● WHAT IS ASKED
Search the data for the string "настоящего" and extract every line where it appears.

[START OF RECORDS]

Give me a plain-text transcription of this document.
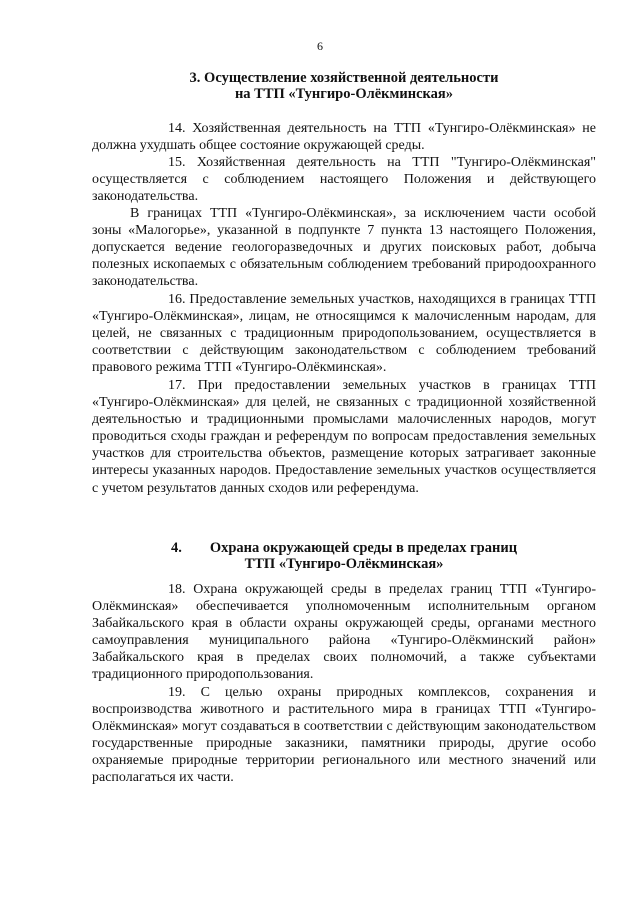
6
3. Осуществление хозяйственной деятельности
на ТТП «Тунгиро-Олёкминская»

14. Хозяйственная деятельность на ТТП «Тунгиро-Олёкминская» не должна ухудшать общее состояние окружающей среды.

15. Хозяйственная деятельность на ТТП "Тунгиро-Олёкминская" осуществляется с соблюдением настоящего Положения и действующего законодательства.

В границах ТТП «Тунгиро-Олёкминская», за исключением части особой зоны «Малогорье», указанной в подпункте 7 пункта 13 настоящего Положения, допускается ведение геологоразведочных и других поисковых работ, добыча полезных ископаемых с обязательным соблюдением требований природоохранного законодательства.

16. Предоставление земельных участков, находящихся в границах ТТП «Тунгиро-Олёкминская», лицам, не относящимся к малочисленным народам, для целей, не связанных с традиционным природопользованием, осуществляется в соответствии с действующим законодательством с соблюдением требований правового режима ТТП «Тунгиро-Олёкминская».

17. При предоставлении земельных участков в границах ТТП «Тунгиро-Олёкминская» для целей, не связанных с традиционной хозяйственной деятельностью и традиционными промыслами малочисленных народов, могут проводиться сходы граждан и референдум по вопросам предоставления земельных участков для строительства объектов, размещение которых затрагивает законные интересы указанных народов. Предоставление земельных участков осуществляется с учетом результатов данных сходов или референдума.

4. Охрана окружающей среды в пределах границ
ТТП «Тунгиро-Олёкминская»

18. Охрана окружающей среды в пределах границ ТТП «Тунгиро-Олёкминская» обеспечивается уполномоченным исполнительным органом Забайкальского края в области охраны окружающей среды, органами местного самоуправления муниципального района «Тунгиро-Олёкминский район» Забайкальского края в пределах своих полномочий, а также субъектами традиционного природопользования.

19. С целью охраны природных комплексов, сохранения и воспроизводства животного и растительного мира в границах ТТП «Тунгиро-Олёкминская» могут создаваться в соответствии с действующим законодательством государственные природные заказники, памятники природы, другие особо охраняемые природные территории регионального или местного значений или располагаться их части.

[END OF RECORDS]

● SOLUTION TO THE EXERCISE
15. Хозяйственная деятельность на ТТП "Тунгиро-Олёкминская" осуществляется с соблюдением настоящего Положения и действующего законодательства.
В границах ТТП «Тунгиро-Олёкминская», за исключением части особой зоны «Малогорье», указанной в подпункте 7 пункта 13 настоящего Положения, допускается ведение геологоразведочных и других поисковых работ, добыча полезных ископаемых с обязательным соблюдением требований природоохранного законодательства.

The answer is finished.